*Exercise brief*: Carry on the Final Fantasy game review from where it stops, picking up after its description of the Draw System.

*Passage shown*:
┌──
Being a sub-character his backstory isn’t really fleshed out and you don’t really get to know him in much detail. He does do a pretty good job of keeping an eye on Laguna in that other world, however. – GG

Ward Zabac

The other sub-character in Laguna’s party for his sequence, A man of little words who carries (like a lot of people in these game) an abnormally large weapon. – ASM

Antagonist

Seifer

One of the antagonists in the game, Seifer serves as Squall’s rival in school life, as you note immedietely as you start the game. Also known as a gunblade wielder, Seifer is one of the most visible villains you face throughout the game. – ASM

Main Antagonist

Edea (aka Matron)

She’s the main bad guy in the game. No wait. She’s actually a big part of your history and at one point a member of your party. No wait. She’s connected somehow to the ultimate evil in the galaxy. Women are confusing. – GG

Favorite CharacterASMIt’s a toss up between Squall and Laguna. The two protagonists of the game had such a great contrast between them that it makes it hard to choose. But Square did make an iconic weapon with the gunblade, so Squall edges ahead for me.

Favorite CharacterGG – Squall. I have a special fondness for him that stands the test of time even if I start to get more annoyed at his petulance with each play through.

Least Favorite CharacterASMZell, simply because there wasn’t anything interesting about him that made him memorable.

Least Favorite CharacterGG – Ward, probably. He’s a big brute who they try to add some sensitivity to but because you use him so seldom it’s tough to feel much of an attachment to him.

Character Grade by ASM – C

Character Grade by GG – B minus

The Battle System

Probably the most controversial battle system of any Final Fantasy game, the Draw System has you drawing (basically stealing) magic from enemies, or various points around the world map, which can be used in battle or stored for use in junctioning to various stats in order to increase them.
└──
*Dataset extract*:
┌──
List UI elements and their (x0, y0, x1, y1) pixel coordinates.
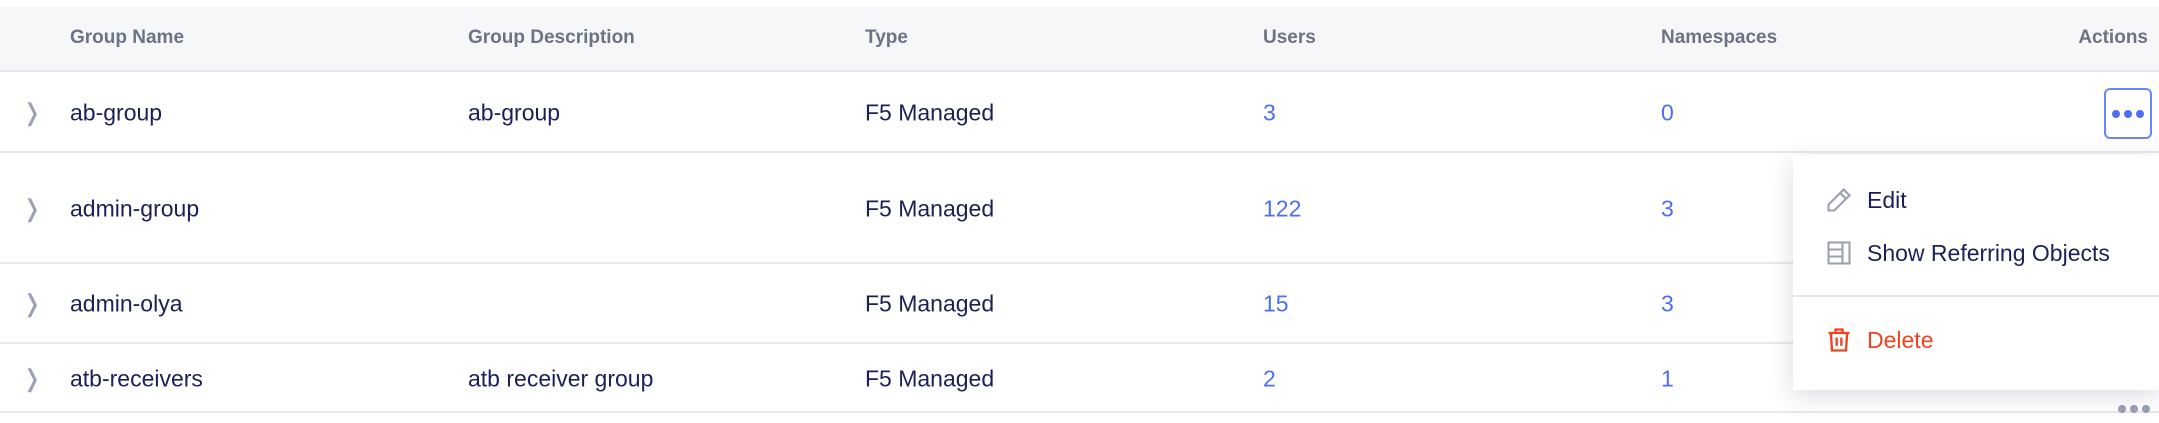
└──
*Output of the exercise*:
GG: This is massively different from what we are used to which I kind of admire the development team for. It took a lot of guts to change things so completely. There are flaws in it to say the least. You can just sit there and draw magic from an enemy instead of defeating it which means battles can take a long time. What I found, though, is that you don’t usually want to use magic that you have stocked, unless it curative, and so you’re just pounding your Guardian Forces. Grade: B

ASM: While the battles themselves follow standard FF style in regards to fighting and magic, the major departure was in how you would aquire magic, skills, and summons, aka Guardian Forces. Using the draw system, you could draw from enemies, but with varying success rates, it felt like battles were longer than before. Guardian Forces, during the wait for it to be summoned, would actually take the any damage inflicted by the enemy in place of the party member. Grade: B minus

The Character Levelling System

Junctioning! By attaching the spells you have drawn to particular stats you can increase that stat. This ties into the Guardian Force summons and how you assign them to your characters. However, enemies level up as you do so you can actually rush through the game without really needing to level your character. This was and still is somewhat controversial.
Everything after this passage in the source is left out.